The entire listing is to be repeated verbatim.

(Extracted data entries)
────────────────────────────────────────
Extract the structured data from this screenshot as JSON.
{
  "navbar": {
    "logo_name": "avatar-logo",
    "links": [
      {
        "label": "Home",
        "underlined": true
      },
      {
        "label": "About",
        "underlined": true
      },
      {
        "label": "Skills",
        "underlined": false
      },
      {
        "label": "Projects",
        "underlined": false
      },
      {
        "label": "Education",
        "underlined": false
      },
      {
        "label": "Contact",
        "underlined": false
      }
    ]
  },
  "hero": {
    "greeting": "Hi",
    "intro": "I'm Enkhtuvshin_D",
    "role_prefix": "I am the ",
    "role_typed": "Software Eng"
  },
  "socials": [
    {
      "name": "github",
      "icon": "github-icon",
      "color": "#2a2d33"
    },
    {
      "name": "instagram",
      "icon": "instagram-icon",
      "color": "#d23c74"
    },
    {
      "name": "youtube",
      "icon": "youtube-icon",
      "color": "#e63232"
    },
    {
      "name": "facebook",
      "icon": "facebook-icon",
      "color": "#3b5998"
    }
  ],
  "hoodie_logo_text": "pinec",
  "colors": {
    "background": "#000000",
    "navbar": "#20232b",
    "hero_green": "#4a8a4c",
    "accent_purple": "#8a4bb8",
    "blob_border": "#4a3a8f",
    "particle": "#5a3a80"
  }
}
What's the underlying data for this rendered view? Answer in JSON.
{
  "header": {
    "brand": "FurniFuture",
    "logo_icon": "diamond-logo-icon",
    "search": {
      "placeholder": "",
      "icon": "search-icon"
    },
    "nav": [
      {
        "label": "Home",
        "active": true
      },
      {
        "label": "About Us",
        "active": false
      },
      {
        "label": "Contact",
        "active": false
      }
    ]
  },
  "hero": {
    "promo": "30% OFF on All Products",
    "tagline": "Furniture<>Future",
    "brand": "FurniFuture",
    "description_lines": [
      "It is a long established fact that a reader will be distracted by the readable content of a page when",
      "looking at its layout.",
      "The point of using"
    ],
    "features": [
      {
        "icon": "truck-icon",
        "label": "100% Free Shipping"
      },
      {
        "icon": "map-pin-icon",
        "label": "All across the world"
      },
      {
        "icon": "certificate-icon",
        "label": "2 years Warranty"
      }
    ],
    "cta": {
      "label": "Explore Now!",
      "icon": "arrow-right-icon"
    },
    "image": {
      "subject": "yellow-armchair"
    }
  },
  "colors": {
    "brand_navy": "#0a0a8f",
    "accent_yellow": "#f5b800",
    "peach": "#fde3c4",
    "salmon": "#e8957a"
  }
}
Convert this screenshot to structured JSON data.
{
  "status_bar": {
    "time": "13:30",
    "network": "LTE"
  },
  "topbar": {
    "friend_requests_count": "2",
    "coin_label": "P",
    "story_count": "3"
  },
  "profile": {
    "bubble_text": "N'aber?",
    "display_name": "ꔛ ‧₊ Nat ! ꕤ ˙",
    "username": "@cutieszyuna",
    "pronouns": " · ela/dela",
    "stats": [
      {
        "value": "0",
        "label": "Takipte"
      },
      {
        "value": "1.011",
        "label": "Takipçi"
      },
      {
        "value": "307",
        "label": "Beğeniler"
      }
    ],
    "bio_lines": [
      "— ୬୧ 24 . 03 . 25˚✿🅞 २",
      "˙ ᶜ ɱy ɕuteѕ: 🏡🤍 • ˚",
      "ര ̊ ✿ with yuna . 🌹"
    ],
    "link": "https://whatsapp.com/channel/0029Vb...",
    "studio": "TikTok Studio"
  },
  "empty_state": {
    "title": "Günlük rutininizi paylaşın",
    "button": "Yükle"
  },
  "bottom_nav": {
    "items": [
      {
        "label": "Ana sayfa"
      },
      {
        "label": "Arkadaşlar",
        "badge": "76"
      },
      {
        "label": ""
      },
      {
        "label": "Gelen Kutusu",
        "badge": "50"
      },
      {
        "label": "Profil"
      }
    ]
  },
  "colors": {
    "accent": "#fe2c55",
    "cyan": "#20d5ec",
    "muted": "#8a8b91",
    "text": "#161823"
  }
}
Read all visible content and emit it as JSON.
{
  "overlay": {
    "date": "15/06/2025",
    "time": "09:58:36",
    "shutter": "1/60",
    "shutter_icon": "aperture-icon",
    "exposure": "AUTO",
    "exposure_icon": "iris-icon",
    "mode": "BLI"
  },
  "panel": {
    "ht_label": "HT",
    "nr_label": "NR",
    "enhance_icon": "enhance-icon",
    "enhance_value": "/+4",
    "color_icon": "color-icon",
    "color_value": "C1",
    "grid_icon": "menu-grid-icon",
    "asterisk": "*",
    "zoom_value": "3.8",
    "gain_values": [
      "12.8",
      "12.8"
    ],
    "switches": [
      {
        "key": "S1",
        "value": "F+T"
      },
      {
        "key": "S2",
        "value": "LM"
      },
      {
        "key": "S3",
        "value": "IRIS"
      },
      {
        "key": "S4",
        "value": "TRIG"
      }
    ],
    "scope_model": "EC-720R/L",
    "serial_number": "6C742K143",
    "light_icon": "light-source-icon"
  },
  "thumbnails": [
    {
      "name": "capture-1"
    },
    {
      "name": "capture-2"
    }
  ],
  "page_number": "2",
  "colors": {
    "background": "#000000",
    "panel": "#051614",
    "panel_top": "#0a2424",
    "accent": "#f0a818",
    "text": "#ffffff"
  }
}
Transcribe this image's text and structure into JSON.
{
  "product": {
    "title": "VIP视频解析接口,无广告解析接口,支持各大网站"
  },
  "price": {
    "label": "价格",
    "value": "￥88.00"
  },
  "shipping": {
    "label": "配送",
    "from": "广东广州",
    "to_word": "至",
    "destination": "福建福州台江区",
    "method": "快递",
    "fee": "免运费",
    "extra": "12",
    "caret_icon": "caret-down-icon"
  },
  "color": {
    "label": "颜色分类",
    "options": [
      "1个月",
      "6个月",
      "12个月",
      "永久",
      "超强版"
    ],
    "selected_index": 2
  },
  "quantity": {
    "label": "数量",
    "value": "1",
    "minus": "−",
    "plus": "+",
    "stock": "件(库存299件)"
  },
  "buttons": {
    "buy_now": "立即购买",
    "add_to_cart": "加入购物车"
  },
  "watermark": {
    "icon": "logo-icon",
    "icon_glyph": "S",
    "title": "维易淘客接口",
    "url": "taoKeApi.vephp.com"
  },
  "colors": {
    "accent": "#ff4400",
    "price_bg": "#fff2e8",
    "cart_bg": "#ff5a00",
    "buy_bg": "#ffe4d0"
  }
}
────────────────────────────────────────
TASK SOLUTION:
Extract the structured data from this screenshot as JSON.
{
  "navbar": {
    "logo_name": "avatar-logo",
    "links": [
      {
        "label": "Home",
        "underlined": true
      },
      {
        "label": "About",
        "underlined": true
      },
      {
        "label": "Skills",
        "underlined": false
      },
      {
        "label": "Projects",
        "underlined": false
      },
      {
        "label": "Education",
        "underlined": false
      },
      {
        "label": "Contact",
        "underlined": false
      }
    ]
  },
  "hero": {
    "greeting": "Hi",
    "intro": "I'm Enkhtuvshin_D",
    "role_prefix": "I am the ",
    "role_typed": "Software Eng"
  },
  "socials": [
    {
      "name": "github",
      "icon": "github-icon",
      "color": "#2a2d33"
    },
    {
      "name": "instagram",
      "icon": "instagram-icon",
      "color": "#d23c74"
    },
    {
      "name": "youtube",
      "icon": "youtube-icon",
      "color": "#e63232"
    },
    {
      "name": "facebook",
      "icon": "facebook-icon",
      "color": "#3b5998"
    }
  ],
  "hoodie_logo_text": "pinec",
  "colors": {
    "background": "#000000",
    "navbar": "#20232b",
    "hero_green": "#4a8a4c",
    "accent_purple": "#8a4bb8",
    "blob_border": "#4a3a8f",
    "particle": "#5a3a80"
  }
}
What's the underlying data for this rendered view? Answer in JSON.
{
  "header": {
    "brand": "FurniFuture",
    "logo_icon": "diamond-logo-icon",
    "search": {
      "placeholder": "",
      "icon": "search-icon"
    },
    "nav": [
      {
        "label": "Home",
        "active": true
      },
      {
        "label": "About Us",
        "active": false
      },
      {
        "label": "Contact",
        "active": false
      }
    ]
  },
  "hero": {
    "promo": "30% OFF on All Products",
    "tagline": "Furniture<>Future",
    "brand": "FurniFuture",
    "description_lines": [
      "It is a long established fact that a reader will be distracted by the readable content of a page when",
      "looking at its layout.",
      "The point of using"
    ],
    "features": [
      {
        "icon": "truck-icon",
        "label": "100% Free Shipping"
      },
      {
        "icon": "map-pin-icon",
        "label": "All across the world"
      },
      {
        "icon": "certificate-icon",
        "label": "2 years Warranty"
      }
    ],
    "cta": {
      "label": "Explore Now!",
      "icon": "arrow-right-icon"
    },
    "image": {
      "subject": "yellow-armchair"
    }
  },
  "colors": {
    "brand_navy": "#0a0a8f",
    "accent_yellow": "#f5b800",
    "peach": "#fde3c4",
    "salmon": "#e8957a"
  }
}
Convert this screenshot to structured JSON data.
{
  "status_bar": {
    "time": "13:30",
    "network": "LTE"
  },
  "topbar": {
    "friend_requests_count": "2",
    "coin_label": "P",
    "story_count": "3"
  },
  "profile": {
    "bubble_text": "N'aber?",
    "display_name": "ꔛ ‧₊ Nat ! ꕤ ˙",
    "username": "@cutieszyuna",
    "pronouns": " · ela/dela",
    "stats": [
      {
        "value": "0",
        "label": "Takipte"
      },
      {
        "value": "1.011",
        "label": "Takipçi"
      },
      {
        "value": "307",
        "label": "Beğeniler"
      }
    ],
    "bio_lines": [
      "— ୬୧ 24 . 03 . 25˚✿🅞 २",
      "˙ ᶜ ɱy ɕuteѕ: 🏡🤍 • ˚",
      "ര ̊ ✿ with yuna . 🌹"
    ],
    "link": "https://whatsapp.com/channel/0029Vb...",
    "studio": "TikTok Studio"
  },
  "empty_state": {
    "title": "Günlük rutininizi paylaşın",
    "button": "Yükle"
  },
  "bottom_nav": {
    "items": [
      {
        "label": "Ana sayfa"
      },
      {
        "label": "Arkadaşlar",
        "badge": "76"
      },
      {
        "label": ""
      },
      {
        "label": "Gelen Kutusu",
        "badge": "50"
      },
      {
        "label": "Profil"
      }
    ]
  },
  "colors": {
    "accent": "#fe2c55",
    "cyan": "#20d5ec",
    "muted": "#8a8b91",
    "text": "#161823"
  }
}
Read all visible content and emit it as JSON.
{
  "overlay": {
    "date": "15/06/2025",
    "time": "09:58:36",
    "shutter": "1/60",
    "shutter_icon": "aperture-icon",
    "exposure": "AUTO",
    "exposure_icon": "iris-icon",
    "mode": "BLI"
  },
  "panel": {
    "ht_label": "HT",
    "nr_label": "NR",
    "enhance_icon": "enhance-icon",
    "enhance_value": "/+4",
    "color_icon": "color-icon",
    "color_value": "C1",
    "grid_icon": "menu-grid-icon",
    "asterisk": "*",
    "zoom_value": "3.8",
    "gain_values": [
      "12.8",
      "12.8"
    ],
    "switches": [
      {
        "key": "S1",
        "value": "F+T"
      },
      {
        "key": "S2",
        "value": "LM"
      },
      {
        "key": "S3",
        "value": "IRIS"
      },
      {
        "key": "S4",
        "value": "TRIG"
      }
    ],
    "scope_model": "EC-720R/L",
    "serial_number": "6C742K143",
    "light_icon": "light-source-icon"
  },
  "thumbnails": [
    {
      "name": "capture-1"
    },
    {
      "name": "capture-2"
    }
  ],
  "page_number": "2",
  "colors": {
    "background": "#000000",
    "panel": "#051614",
    "panel_top": "#0a2424",
    "accent": "#f0a818",
    "text": "#ffffff"
  }
}
Transcribe this image's text and structure into JSON.
{
  "product": {
    "title": "VIP视频解析接口,无广告解析接口,支持各大网站"
  },
  "price": {
    "label": "价格",
    "value": "￥88.00"
  },
  "shipping": {
    "label": "配送",
    "from": "广东广州",
    "to_word": "至",
    "destination": "福建福州台江区",
    "method": "快递",
    "fee": "免运费",
    "extra": "12",
    "caret_icon": "caret-down-icon"
  },
  "color": {
    "label": "颜色分类",
    "options": [
      "1个月",
      "6个月",
      "12个月",
      "永久",
      "超强版"
    ],
    "selected_index": 2
  },
  "quantity": {
    "label": "数量",
    "value": "1",
    "minus": "−",
    "plus": "+",
    "stock": "件(库存299件)"
  },
  "buttons": {
    "buy_now": "立即购买",
    "add_to_cart": "加入购物车"
  },
  "watermark": {
    "icon": "logo-icon",
    "icon_glyph": "S",
    "title": "维易淘客接口",
    "url": "taoKeApi.vephp.com"
  },
  "colors": {
    "accent": "#ff4400",
    "price_bg": "#fff2e8",
    "cart_bg": "#ff5a00",
    "buy_bg": "#ffe4d0"
  }
}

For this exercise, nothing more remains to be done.